====== Stored rows
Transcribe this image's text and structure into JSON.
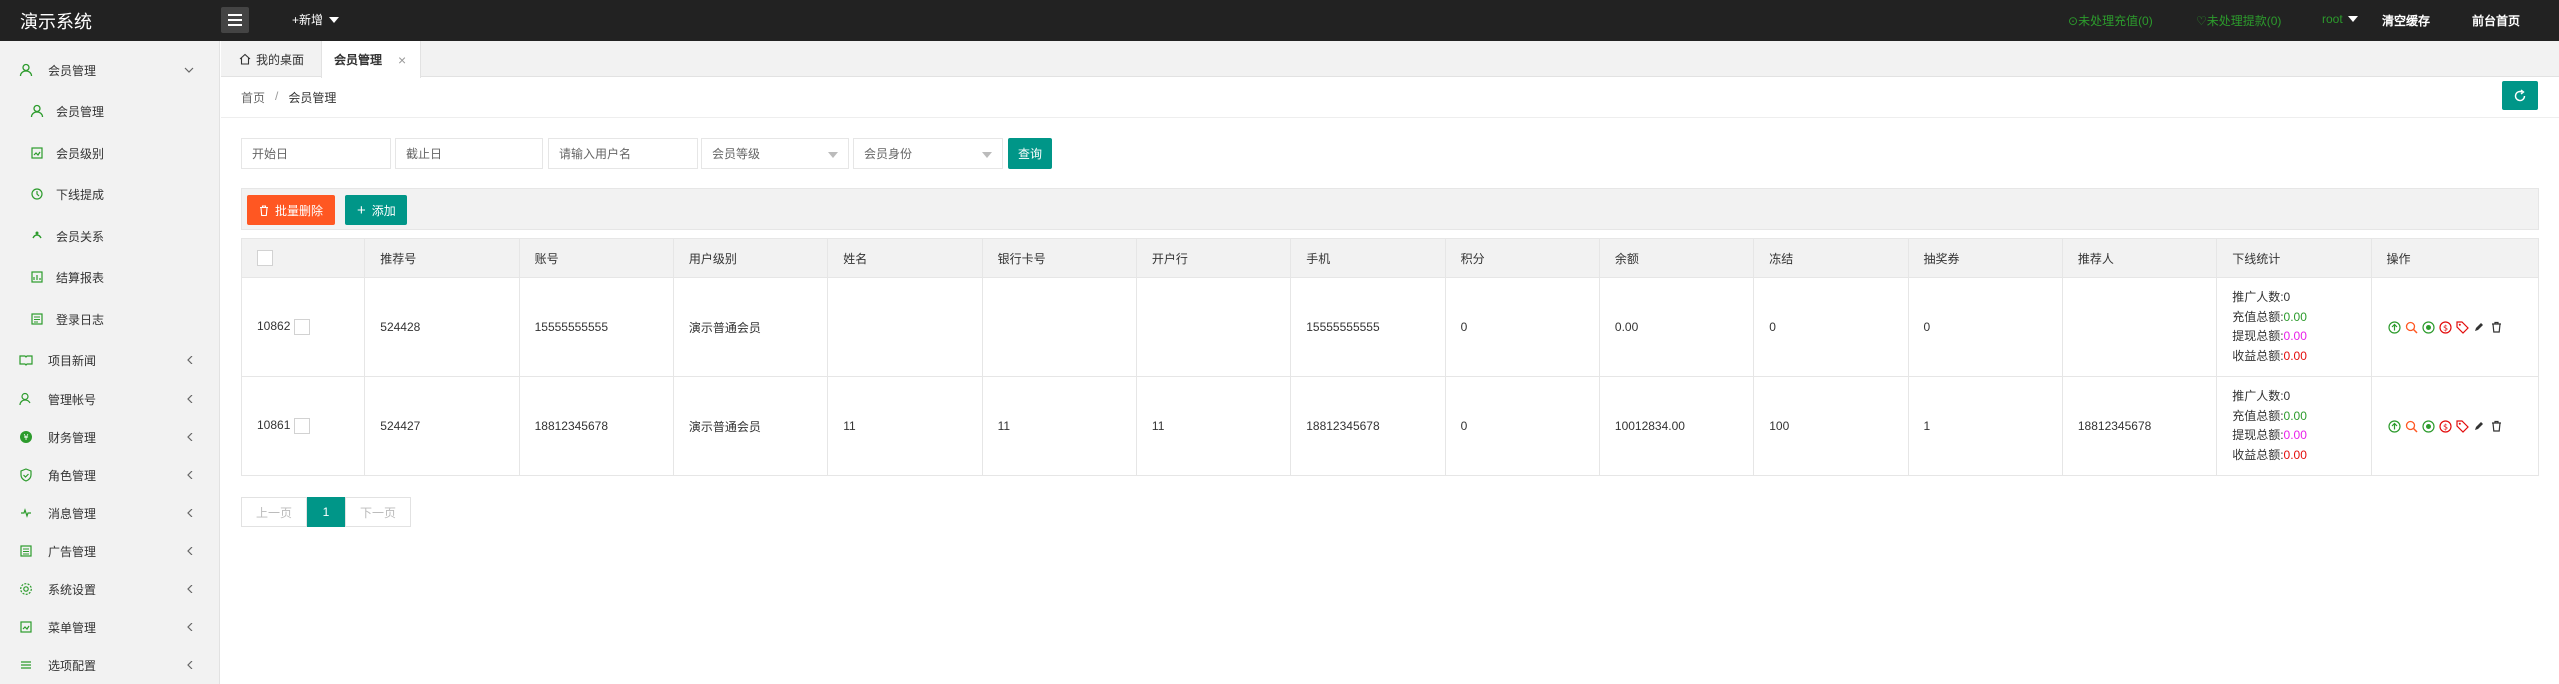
{
  "app": {
    "title": "演示系统"
  },
  "topbar": {
    "new_label": "+新增",
    "unhandled_recharge": "未处理充值(0)",
    "unhandled_withdraw": "未处理提款(0)",
    "user": "root",
    "clear_cache": "清空缓存",
    "frontend_home": "前台首页"
  },
  "sidebar": {
    "items": [
      {
        "label": "会员管理",
        "icon": "user-icon",
        "expanded": true
      },
      {
        "label": "会员管理",
        "icon": "user-icon",
        "sub": true
      },
      {
        "label": "会员级别",
        "icon": "level-icon",
        "sub": true
      },
      {
        "label": "下线提成",
        "icon": "commission-icon",
        "sub": true
      },
      {
        "label": "会员关系",
        "icon": "relation-icon",
        "sub": true
      },
      {
        "label": "结算报表",
        "icon": "report-icon",
        "sub": true
      },
      {
        "label": "登录日志",
        "icon": "log-icon",
        "sub": true
      },
      {
        "label": "项目新闻",
        "icon": "news-icon"
      },
      {
        "label": "管理帐号",
        "icon": "account-icon"
      },
      {
        "label": "财务管理",
        "icon": "finance-icon"
      },
      {
        "label": "角色管理",
        "icon": "role-icon"
      },
      {
        "label": "消息管理",
        "icon": "message-icon"
      },
      {
        "label": "广告管理",
        "icon": "ad-icon"
      },
      {
        "label": "系统设置",
        "icon": "settings-icon"
      },
      {
        "label": "菜单管理",
        "icon": "menu-icon"
      },
      {
        "label": "选项配置",
        "icon": "config-icon"
      }
    ]
  },
  "tabs": [
    {
      "label": "我的桌面",
      "icon": "home-icon"
    },
    {
      "label": "会员管理",
      "active": true
    }
  ],
  "breadcrumb": {
    "home": "首页",
    "sep": "/",
    "current": "会员管理"
  },
  "filters": {
    "start_date": "开始日",
    "end_date": "截止日",
    "username_placeholder": "请输入用户名",
    "level_select": "会员等级",
    "identity_select": "会员身份",
    "search_button": "查询"
  },
  "toolbar": {
    "batch_delete": "批量删除",
    "add": "添加"
  },
  "table": {
    "headers": [
      "",
      "推荐号",
      "账号",
      "用户级别",
      "姓名",
      "银行卡号",
      "开户行",
      "手机",
      "积分",
      "余额",
      "冻结",
      "抽奖券",
      "推荐人",
      "下线统计",
      "操作"
    ],
    "rows": [
      {
        "id": "10862",
        "ref_no": "524428",
        "account": "15555555555",
        "level": "演示普通会员",
        "name": "",
        "card": "",
        "bank": "",
        "phone": "15555555555",
        "points": "0",
        "balance": "0.00",
        "frozen": "0",
        "tickets": "0",
        "referrer": "",
        "stats": {
          "promo_label": "推广人数:",
          "promo": "0",
          "recharge_label": "充值总额:",
          "recharge": "0.00",
          "withdraw_label": "提现总额:",
          "withdraw": "0.00",
          "income_label": "收益总额:",
          "income": "0.00"
        }
      },
      {
        "id": "10861",
        "ref_no": "524427",
        "account": "18812345678",
        "level": "演示普通会员",
        "name": "11",
        "card": "11",
        "bank": "11",
        "phone": "18812345678",
        "points": "0",
        "balance": "10012834.00",
        "frozen": "100",
        "tickets": "1",
        "referrer": "18812345678",
        "stats": {
          "promo_label": "推广人数:",
          "promo": "0",
          "recharge_label": "充值总额:",
          "recharge": "0.00",
          "withdraw_label": "提现总额:",
          "withdraw": "0.00",
          "income_label": "收益总额:",
          "income": "0.00"
        }
      }
    ]
  },
  "pagination": {
    "prev": "上一页",
    "current": "1",
    "next": "下一页"
  },
  "colors": {
    "accent": "#009688",
    "danger": "#ff5722",
    "topbar": "#222222",
    "green": "#2c9b2c"
  }
}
============
■ Goal ■
Write every record out again exactly; no pictures belong in the copy.

■ Response to the exercise ■
Transcribe this image's text and structure into JSON.
{
  "app": {
    "title": "演示系统"
  },
  "topbar": {
    "new_label": "+新增",
    "unhandled_recharge": "未处理充值(0)",
    "unhandled_withdraw": "未处理提款(0)",
    "user": "root",
    "clear_cache": "清空缓存",
    "frontend_home": "前台首页"
  },
  "sidebar": {
    "items": [
      {
        "label": "会员管理",
        "icon": "user-icon",
        "expanded": true
      },
      {
        "label": "会员管理",
        "icon": "user-icon",
        "sub": true
      },
      {
        "label": "会员级别",
        "icon": "level-icon",
        "sub": true
      },
      {
        "label": "下线提成",
        "icon": "commission-icon",
        "sub": true
      },
      {
        "label": "会员关系",
        "icon": "relation-icon",
        "sub": true
      },
      {
        "label": "结算报表",
        "icon": "report-icon",
        "sub": true
      },
      {
        "label": "登录日志",
        "icon": "log-icon",
        "sub": true
      },
      {
        "label": "项目新闻",
        "icon": "news-icon"
      },
      {
        "label": "管理帐号",
        "icon": "account-icon"
      },
      {
        "label": "财务管理",
        "icon": "finance-icon"
      },
      {
        "label": "角色管理",
        "icon": "role-icon"
      },
      {
        "label": "消息管理",
        "icon": "message-icon"
      },
      {
        "label": "广告管理",
        "icon": "ad-icon"
      },
      {
        "label": "系统设置",
        "icon": "settings-icon"
      },
      {
        "label": "菜单管理",
        "icon": "menu-icon"
      },
      {
        "label": "选项配置",
        "icon": "config-icon"
      }
    ]
  },
  "tabs": [
    {
      "label": "我的桌面",
      "icon": "home-icon"
    },
    {
      "label": "会员管理",
      "active": true
    }
  ],
  "breadcrumb": {
    "home": "首页",
    "sep": "/",
    "current": "会员管理"
  },
  "filters": {
    "start_date": "开始日",
    "end_date": "截止日",
    "username_placeholder": "请输入用户名",
    "level_select": "会员等级",
    "identity_select": "会员身份",
    "search_button": "查询"
  },
  "toolbar": {
    "batch_delete": "批量删除",
    "add": "添加"
  },
  "table": {
    "headers": [
      "",
      "推荐号",
      "账号",
      "用户级别",
      "姓名",
      "银行卡号",
      "开户行",
      "手机",
      "积分",
      "余额",
      "冻结",
      "抽奖券",
      "推荐人",
      "下线统计",
      "操作"
    ],
    "rows": [
      {
        "id": "10862",
        "ref_no": "524428",
        "account": "15555555555",
        "level": "演示普通会员",
        "name": "",
        "card": "",
        "bank": "",
        "phone": "15555555555",
        "points": "0",
        "balance": "0.00",
        "frozen": "0",
        "tickets": "0",
        "referrer": "",
        "stats": {
          "promo_label": "推广人数:",
          "promo": "0",
          "recharge_label": "充值总额:",
          "recharge": "0.00",
          "withdraw_label": "提现总额:",
          "withdraw": "0.00",
          "income_label": "收益总额:",
          "income": "0.00"
        }
      },
      {
        "id": "10861",
        "ref_no": "524427",
        "account": "18812345678",
        "level": "演示普通会员",
        "name": "11",
        "card": "11",
        "bank": "11",
        "phone": "18812345678",
        "points": "0",
        "balance": "10012834.00",
        "frozen": "100",
        "tickets": "1",
        "referrer": "18812345678",
        "stats": {
          "promo_label": "推广人数:",
          "promo": "0",
          "recharge_label": "充值总额:",
          "recharge": "0.00",
          "withdraw_label": "提现总额:",
          "withdraw": "0.00",
          "income_label": "收益总额:",
          "income": "0.00"
        }
      }
    ]
  },
  "pagination": {
    "prev": "上一页",
    "current": "1",
    "next": "下一页"
  },
  "colors": {
    "accent": "#009688",
    "danger": "#ff5722",
    "topbar": "#222222",
    "green": "#2c9b2c"
  }
}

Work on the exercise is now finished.